• EXERCISE: Scan the data below. Pull out each line where "Keep" occurs.

• Stored dataset items:
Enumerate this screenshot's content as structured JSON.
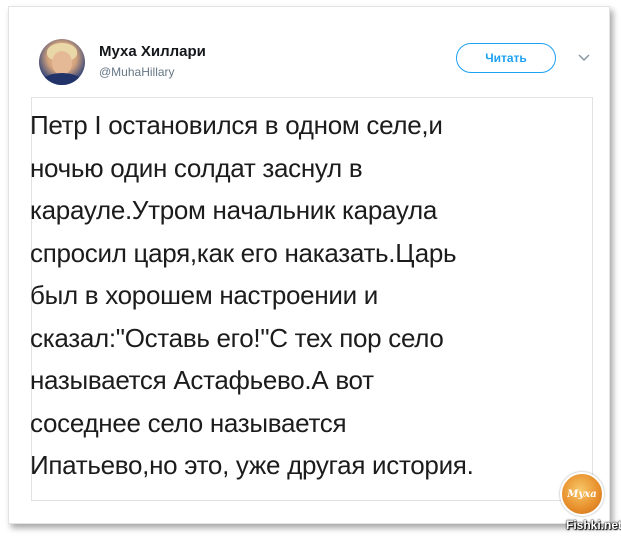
{
  "tweet": {
    "author_name": "Муха Хиллари",
    "author_handle": "@MuhaHillary",
    "follow_label": "Читать",
    "text_lines": [
      "Петр I остановился в одном селе,и",
      "ночью один солдат заснул в",
      "карауле.Утром начальник караула",
      "спросил царя,как его наказать.Царь",
      "был в хорошем настроении и",
      "сказал:\"Оставь его!\"С тех пор село",
      "называется Астафьево.А вот",
      "соседнее село называется",
      "Ипатьево,но это, уже другая история."
    ]
  },
  "watermark": {
    "logo_text": "Муха",
    "site": "Fishki.net"
  },
  "colors": {
    "accent": "#1da1f2",
    "text": "#1c1c1c",
    "muted": "#657786"
  },
  "icons": {
    "chevron": "chevron-down-icon",
    "avatar": "avatar"
  }
}
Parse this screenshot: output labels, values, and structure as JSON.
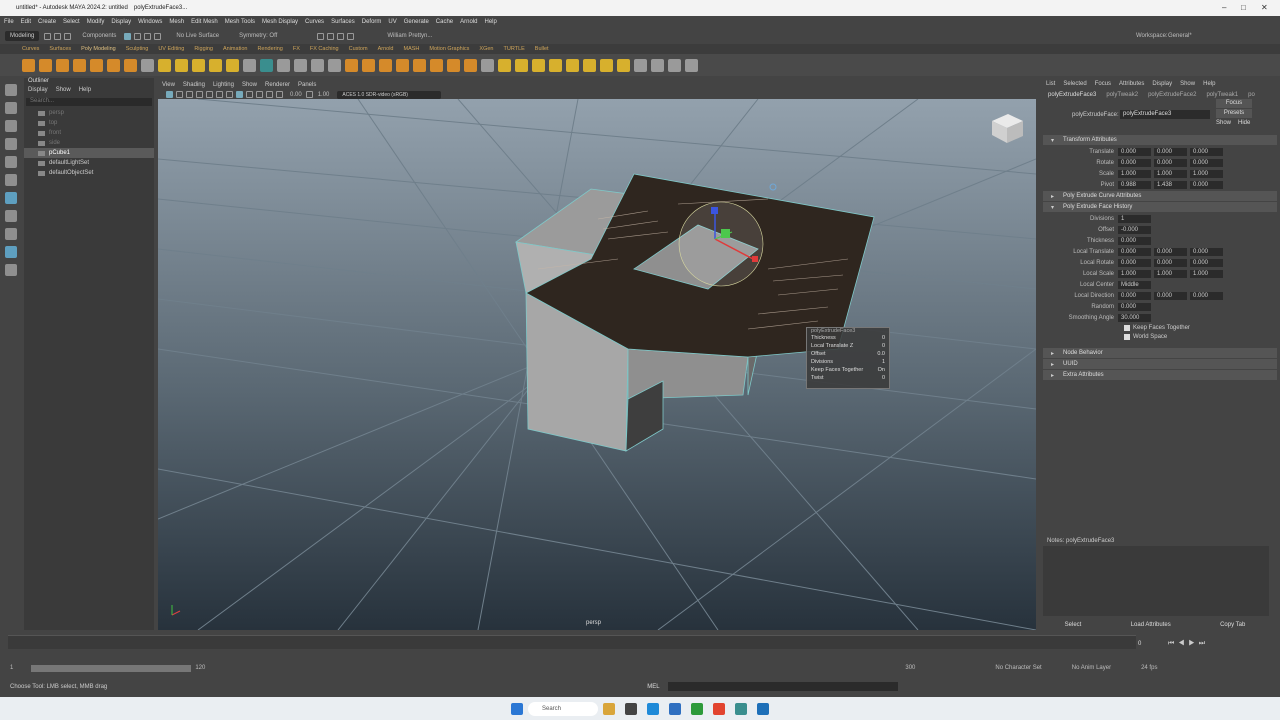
{
  "window": {
    "title": "untitled* - Autodesk MAYA 2024.2: untitled",
    "node_label": "polyExtrudeFace3..."
  },
  "menubar": [
    "File",
    "Edit",
    "Create",
    "Select",
    "Modify",
    "Display",
    "Windows",
    "Mesh",
    "Edit Mesh",
    "Mesh Tools",
    "Mesh Display",
    "Curves",
    "Surfaces",
    "Deform",
    "UV",
    "Generate",
    "Cache",
    "Arnold",
    "Help"
  ],
  "workspace": {
    "label": "Workspace:",
    "value": "General*"
  },
  "statusline": {
    "mode": "Modeling",
    "components": "Components",
    "live_surface": "No Live Surface",
    "symmetry": "Symmetry: Off",
    "user": "William Prettyn..."
  },
  "shelf_tabs": [
    "Curves",
    "Surfaces",
    "Poly Modeling",
    "Sculpting",
    "UV Editing",
    "Rigging",
    "Animation",
    "Rendering",
    "FX",
    "FX Caching",
    "Custom",
    "Arnold",
    "MASH",
    "Motion Graphics",
    "XGen",
    "TURTLE",
    "Bullet"
  ],
  "shelf_active": "Poly Modeling",
  "outliner": {
    "title": "Outliner",
    "menu": [
      "Display",
      "Show",
      "Help"
    ],
    "search_placeholder": "Search...",
    "items": [
      {
        "label": "persp",
        "dim": true
      },
      {
        "label": "top",
        "dim": true
      },
      {
        "label": "front",
        "dim": true
      },
      {
        "label": "side",
        "dim": true
      },
      {
        "label": "pCube1",
        "selected": true
      },
      {
        "label": "defaultLightSet"
      },
      {
        "label": "defaultObjectSet"
      }
    ]
  },
  "viewport": {
    "menu": [
      "View",
      "Shading",
      "Lighting",
      "Show",
      "Renderer",
      "Panels"
    ],
    "exposure": "0.00",
    "gamma": "1.00",
    "colorspace": "ACES 1.0 SDR-video (sRGB)",
    "camera_label": "persp"
  },
  "popup": {
    "title": "polyExtrudeFace3",
    "rows": [
      {
        "label": "Thickness",
        "value": "0"
      },
      {
        "label": "Local Translate Z",
        "value": "0"
      },
      {
        "label": "Offset",
        "value": "0.0"
      },
      {
        "label": "Divisions",
        "value": "1"
      },
      {
        "label": "Keep Faces Together",
        "value": "On"
      },
      {
        "label": "Twist",
        "value": "0"
      }
    ]
  },
  "attr": {
    "menu": [
      "List",
      "Selected",
      "Focus",
      "Attributes",
      "Display",
      "Show",
      "Help"
    ],
    "tabs": [
      "polyExtrudeFace3",
      "polyTweak2",
      "polyExtrudeFace2",
      "polyTweak1",
      "po"
    ],
    "node_label": "polyExtrudeFace:",
    "node_value": "polyExtrudeFace3",
    "buttons": {
      "focus": "Focus",
      "presets": "Presets",
      "show": "Show",
      "hide": "Hide"
    },
    "transform": {
      "title": "Transform Attributes",
      "rows": [
        {
          "label": "Translate",
          "values": [
            "0.000",
            "0.000",
            "0.000"
          ]
        },
        {
          "label": "Rotate",
          "values": [
            "0.000",
            "0.000",
            "0.000"
          ]
        },
        {
          "label": "Scale",
          "values": [
            "1.000",
            "1.000",
            "1.000"
          ]
        },
        {
          "label": "Pivot",
          "values": [
            "0.988",
            "1.438",
            "0.000"
          ]
        }
      ]
    },
    "curve_section": "Poly Extrude Curve Attributes",
    "history": {
      "title": "Poly Extrude Face History",
      "rows": [
        {
          "label": "Divisions",
          "values": [
            "1"
          ]
        },
        {
          "label": "Offset",
          "values": [
            "-0.000"
          ]
        },
        {
          "label": "Thickness",
          "values": [
            "0.000"
          ]
        },
        {
          "label": "Local Translate",
          "values": [
            "0.000",
            "0.000",
            "0.000"
          ]
        },
        {
          "label": "Local Rotate",
          "values": [
            "0.000",
            "0.000",
            "0.000"
          ]
        },
        {
          "label": "Local Scale",
          "values": [
            "1.000",
            "1.000",
            "1.000"
          ]
        },
        {
          "label": "Local Center",
          "values": [
            "Middle"
          ]
        },
        {
          "label": "Local Direction",
          "values": [
            "0.000",
            "0.000",
            "0.000"
          ]
        },
        {
          "label": "Random",
          "values": [
            "0.000"
          ]
        },
        {
          "label": "Smoothing Angle",
          "values": [
            "30.000"
          ]
        }
      ],
      "checks": [
        "Keep Faces Together",
        "World Space"
      ]
    },
    "extra_sections": [
      "Node Behavior",
      "UUID",
      "Extra Attributes"
    ],
    "notes_label": "Notes: polyExtrudeFace3",
    "bottom_buttons": [
      "Select",
      "Load Attributes",
      "Copy Tab"
    ]
  },
  "timeline": {
    "start": "1",
    "end": "120",
    "current": "0",
    "range_end": "300",
    "range_mid": "120",
    "char_set": "No Character Set",
    "anim_layer": "No Anim Layer",
    "fps": "24 fps"
  },
  "helpline": {
    "mel": "MEL",
    "text": "Choose Tool: LMB select, MMB drag"
  },
  "taskbar": {
    "search": "Search"
  }
}
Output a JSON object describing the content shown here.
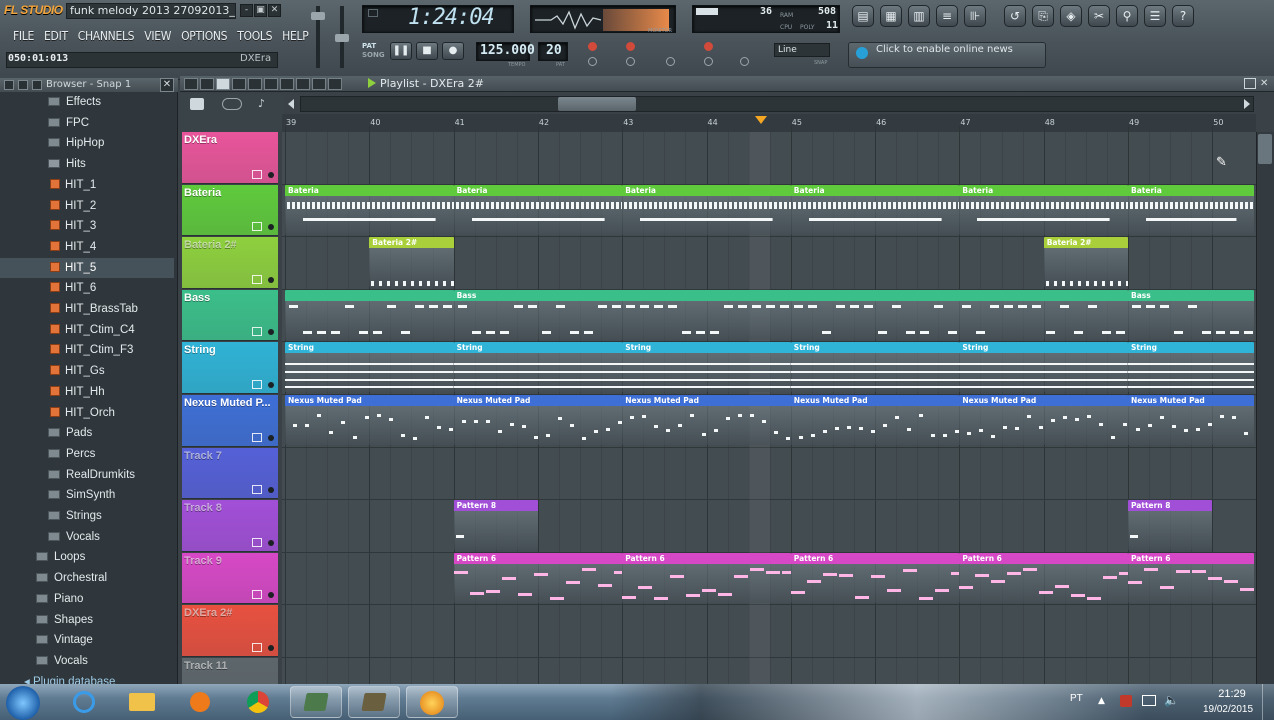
{
  "window": {
    "logo": "FL STUDIO",
    "title": "funk melody 2013 27092013_2....",
    "controls": [
      "-",
      "▣",
      "✕"
    ]
  },
  "menu": [
    "FILE",
    "EDIT",
    "CHANNELS",
    "VIEW",
    "OPTIONS",
    "TOOLS",
    "HELP"
  ],
  "hint": {
    "position": "050:01:013",
    "channel": "DXEra"
  },
  "transport": {
    "time": "1:24:04",
    "tempo": "125.000",
    "pattern": "20",
    "pat_song": [
      "PAT",
      "SONG"
    ],
    "tempo_label": "TEMPO",
    "pattern_label": "PAT",
    "snap": "Line",
    "snap_label": "SNAP",
    "scope_label": "MONITOR"
  },
  "cpu": {
    "value1": "36",
    "value2": "508",
    "value3": "11",
    "labels": [
      "RAM",
      "CPU",
      "POLY"
    ]
  },
  "news": "Click to enable online news",
  "browser": {
    "title": "Browser - Snap 1",
    "items": [
      {
        "label": "Effects",
        "type": "folder",
        "indent": 2
      },
      {
        "label": "FPC",
        "type": "folder",
        "indent": 2
      },
      {
        "label": "HipHop",
        "type": "folder",
        "indent": 2
      },
      {
        "label": "Hits",
        "type": "folder-open",
        "indent": 2
      },
      {
        "label": "HIT_1",
        "type": "file",
        "indent": 3
      },
      {
        "label": "HIT_2",
        "type": "file",
        "indent": 3
      },
      {
        "label": "HIT_3",
        "type": "file",
        "indent": 3
      },
      {
        "label": "HIT_4",
        "type": "file",
        "indent": 3
      },
      {
        "label": "HIT_5",
        "type": "file",
        "indent": 3,
        "selected": true
      },
      {
        "label": "HIT_6",
        "type": "file",
        "indent": 3
      },
      {
        "label": "HIT_BrassTab",
        "type": "file",
        "indent": 3
      },
      {
        "label": "HIT_Ctim_C4",
        "type": "file",
        "indent": 3
      },
      {
        "label": "HIT_Ctim_F3",
        "type": "file",
        "indent": 3
      },
      {
        "label": "HIT_Gs",
        "type": "file",
        "indent": 3
      },
      {
        "label": "HIT_Hh",
        "type": "file",
        "indent": 3
      },
      {
        "label": "HIT_Orch",
        "type": "file",
        "indent": 3
      },
      {
        "label": "Pads",
        "type": "folder",
        "indent": 2
      },
      {
        "label": "Percs",
        "type": "folder",
        "indent": 2
      },
      {
        "label": "RealDrumkits",
        "type": "folder",
        "indent": 2
      },
      {
        "label": "SimSynth",
        "type": "folder",
        "indent": 2
      },
      {
        "label": "Strings",
        "type": "folder",
        "indent": 2
      },
      {
        "label": "Vocals",
        "type": "folder",
        "indent": 2
      },
      {
        "label": "Loops",
        "type": "folder",
        "indent": 1
      },
      {
        "label": "Orchestral",
        "type": "folder",
        "indent": 1
      },
      {
        "label": "Piano",
        "type": "folder",
        "indent": 1
      },
      {
        "label": "Shapes",
        "type": "folder",
        "indent": 1
      },
      {
        "label": "Vintage",
        "type": "folder",
        "indent": 1
      },
      {
        "label": "Vocals",
        "type": "folder",
        "indent": 1
      },
      {
        "label": "Plugin database",
        "type": "db",
        "indent": 0
      }
    ]
  },
  "playlist": {
    "title": "Playlist - DXEra 2#",
    "bars": [
      "39",
      "40",
      "41",
      "42",
      "43",
      "44",
      "45",
      "46",
      "47",
      "48",
      "49",
      "50"
    ],
    "tracks": [
      {
        "name": "DXEra",
        "color": "#e8559a",
        "dim": false
      },
      {
        "name": "Bateria",
        "color": "#5fca3c",
        "dim": false
      },
      {
        "name": "Bateria 2#",
        "color": "#8ed03e",
        "dim": true
      },
      {
        "name": "Bass",
        "color": "#3bbf8a",
        "dim": false
      },
      {
        "name": "String",
        "color": "#2fb3d6",
        "dim": false
      },
      {
        "name": "Nexus Muted P...",
        "color": "#3e6fd6",
        "dim": false
      },
      {
        "name": "Track 7",
        "color": "#5560d8",
        "dim": true
      },
      {
        "name": "Track 8",
        "color": "#a24fd8",
        "dim": true
      },
      {
        "name": "Track 9",
        "color": "#d748c6",
        "dim": true
      },
      {
        "name": "DXEra 2#",
        "color": "#e8503f",
        "dim": true
      },
      {
        "name": "Track 11",
        "color": "#5d666b",
        "dim": true
      }
    ],
    "clips": [
      {
        "track": 1,
        "label": "Bateria",
        "start": 39,
        "len": 2,
        "color": "#5fca3c"
      },
      {
        "track": 1,
        "label": "Bateria",
        "start": 41,
        "len": 2,
        "color": "#5fca3c"
      },
      {
        "track": 1,
        "label": "Bateria",
        "start": 43,
        "len": 2,
        "color": "#5fca3c"
      },
      {
        "track": 1,
        "label": "Bateria",
        "start": 45,
        "len": 2,
        "color": "#5fca3c"
      },
      {
        "track": 1,
        "label": "Bateria",
        "start": 47,
        "len": 2,
        "color": "#5fca3c"
      },
      {
        "track": 1,
        "label": "Bateria",
        "start": 49,
        "len": 1.5,
        "color": "#5fca3c"
      },
      {
        "track": 2,
        "label": "Bateria 2#",
        "start": 40,
        "len": 1,
        "color": "#a9d03a"
      },
      {
        "track": 2,
        "label": "Bateria 2#",
        "start": 48,
        "len": 1,
        "color": "#a9d03a"
      },
      {
        "track": 3,
        "label": "",
        "start": 39,
        "len": 2,
        "color": "#3bbf8a"
      },
      {
        "track": 3,
        "label": "Bass",
        "start": 41,
        "len": 8,
        "color": "#3bbf8a"
      },
      {
        "track": 3,
        "label": "Bass",
        "start": 49,
        "len": 1.5,
        "color": "#3bbf8a"
      },
      {
        "track": 4,
        "label": "String",
        "start": 39,
        "len": 2,
        "color": "#2fb3d6"
      },
      {
        "track": 4,
        "label": "String",
        "start": 41,
        "len": 2,
        "color": "#2fb3d6"
      },
      {
        "track": 4,
        "label": "String",
        "start": 43,
        "len": 2,
        "color": "#2fb3d6"
      },
      {
        "track": 4,
        "label": "String",
        "start": 45,
        "len": 2,
        "color": "#2fb3d6"
      },
      {
        "track": 4,
        "label": "String",
        "start": 47,
        "len": 2,
        "color": "#2fb3d6"
      },
      {
        "track": 4,
        "label": "String",
        "start": 49,
        "len": 1.5,
        "color": "#2fb3d6"
      },
      {
        "track": 5,
        "label": "Nexus Muted Pad",
        "start": 39,
        "len": 2,
        "color": "#3e6fd6"
      },
      {
        "track": 5,
        "label": "Nexus Muted Pad",
        "start": 41,
        "len": 2,
        "color": "#3e6fd6"
      },
      {
        "track": 5,
        "label": "Nexus Muted Pad",
        "start": 43,
        "len": 2,
        "color": "#3e6fd6"
      },
      {
        "track": 5,
        "label": "Nexus Muted Pad",
        "start": 45,
        "len": 2,
        "color": "#3e6fd6"
      },
      {
        "track": 5,
        "label": "Nexus Muted Pad",
        "start": 47,
        "len": 2,
        "color": "#3e6fd6"
      },
      {
        "track": 5,
        "label": "Nexus Muted Pad",
        "start": 49,
        "len": 1.5,
        "color": "#3e6fd6"
      },
      {
        "track": 7,
        "label": "Pattern 8",
        "start": 41,
        "len": 1,
        "color": "#a24fd8"
      },
      {
        "track": 7,
        "label": "Pattern 8",
        "start": 49,
        "len": 1,
        "color": "#a24fd8"
      },
      {
        "track": 8,
        "label": "Pattern 6",
        "start": 41,
        "len": 2,
        "color": "#d748c6"
      },
      {
        "track": 8,
        "label": "Pattern 6",
        "start": 43,
        "len": 2,
        "color": "#d748c6"
      },
      {
        "track": 8,
        "label": "Pattern 6",
        "start": 45,
        "len": 2,
        "color": "#d748c6"
      },
      {
        "track": 8,
        "label": "Pattern 6",
        "start": 47,
        "len": 2,
        "color": "#d748c6"
      },
      {
        "track": 8,
        "label": "Pattern 6",
        "start": 49,
        "len": 1.5,
        "color": "#d748c6"
      }
    ],
    "playhead_bar": 44.65
  },
  "taskbar": {
    "apps": [
      "start",
      "ie",
      "explorer",
      "media",
      "chrome",
      "app1",
      "app2",
      "fl-studio"
    ],
    "lang": "PT",
    "time": "21:29",
    "date": "19/02/2015"
  }
}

• RESULT FOR THIS TASK:
        "label": "Keep Faces Together",
        "Keep Faces Together",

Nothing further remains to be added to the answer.